* **Lines of data**
══════════════════════════════

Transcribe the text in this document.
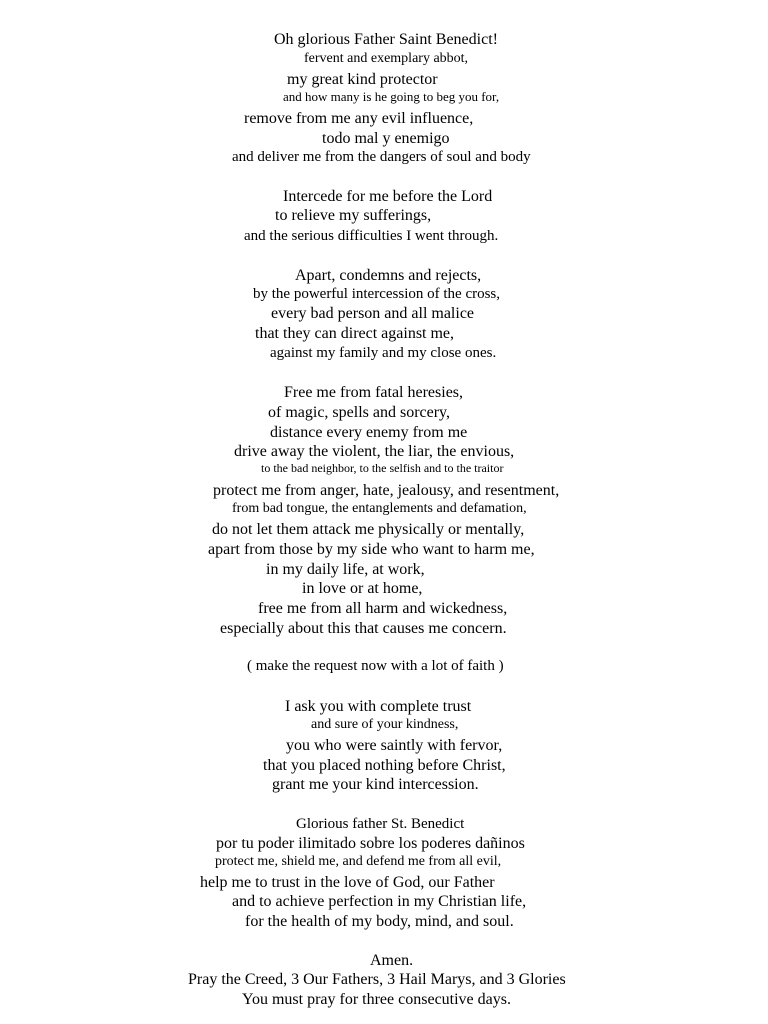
Oh glorious Father Saint Benedict!
fervent and exemplary abbot,
my great kind protector
and how many is he going to beg you for,
remove from me any evil influence,
todo mal y enemigo
and deliver me from the dangers of soul and body
Intercede for me before the Lord
to relieve my sufferings,
and the serious difficulties I went through.
Apart, condemns and rejects,
by the powerful intercession of the cross,
every bad person and all malice
that they can direct against me,
against my family and my close ones.
Free me from fatal heresies,
of magic, spells and sorcery,
distance every enemy from me
drive away the violent, the liar, the envious,
to the bad neighbor, to the selfish and to the traitor
protect me from anger, hate, jealousy, and resentment,
from bad tongue, the entanglements and defamation,
do not let them attack me physically or mentally,
apart from those by my side who want to harm me,
in my daily life, at work,
in love or at home,
free me from all harm and wickedness,
especially about this that causes me concern.
( make the request now with a lot of faith )
I ask you with complete trust
and sure of your kindness,
you who were saintly with fervor,
that you placed nothing before Christ,
grant me your kind intercession.
Glorious father St. Benedict
por tu poder ilimitado sobre los poderes dañinos
protect me, shield me, and defend me from all evil,
help me to trust in the love of God, our Father
and to achieve perfection in my Christian life,
for the health of my body, mind, and soul.
Amen.
Pray the Creed, 3 Our Fathers, 3 Hail Marys, and 3 Glories
You must pray for three consecutive days.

══════════════════════════════

* **TASK BRIEF**
Reproduce every record above exactly, omitting the pictures.

* **EXPECTED ANSWER**
Transcribe the text in this document.
Oh glorious Father Saint Benedict!
fervent and exemplary abbot,
my great kind protector
and how many is he going to beg you for,
remove from me any evil influence,
todo mal y enemigo
and deliver me from the dangers of soul and body
Intercede for me before the Lord
to relieve my sufferings,
and the serious difficulties I went through.
Apart, condemns and rejects,
by the powerful intercession of the cross,
every bad person and all malice
that they can direct against me,
against my family and my close ones.
Free me from fatal heresies,
of magic, spells and sorcery,
distance every enemy from me
drive away the violent, the liar, the envious,
to the bad neighbor, to the selfish and to the traitor
protect me from anger, hate, jealousy, and resentment,
from bad tongue, the entanglements and defamation,
do not let them attack me physically or mentally,
apart from those by my side who want to harm me,
in my daily life, at work,
in love or at home,
free me from all harm and wickedness,
especially about this that causes me concern.
( make the request now with a lot of faith )
I ask you with complete trust
and sure of your kindness,
you who were saintly with fervor,
that you placed nothing before Christ,
grant me your kind intercession.
Glorious father St. Benedict
por tu poder ilimitado sobre los poderes dañinos
protect me, shield me, and defend me from all evil,
help me to trust in the love of God, our Father
and to achieve perfection in my Christian life,
for the health of my body, mind, and soul.
Amen.
Pray the Creed, 3 Our Fathers, 3 Hail Marys, and 3 Glories
You must pray for three consecutive days.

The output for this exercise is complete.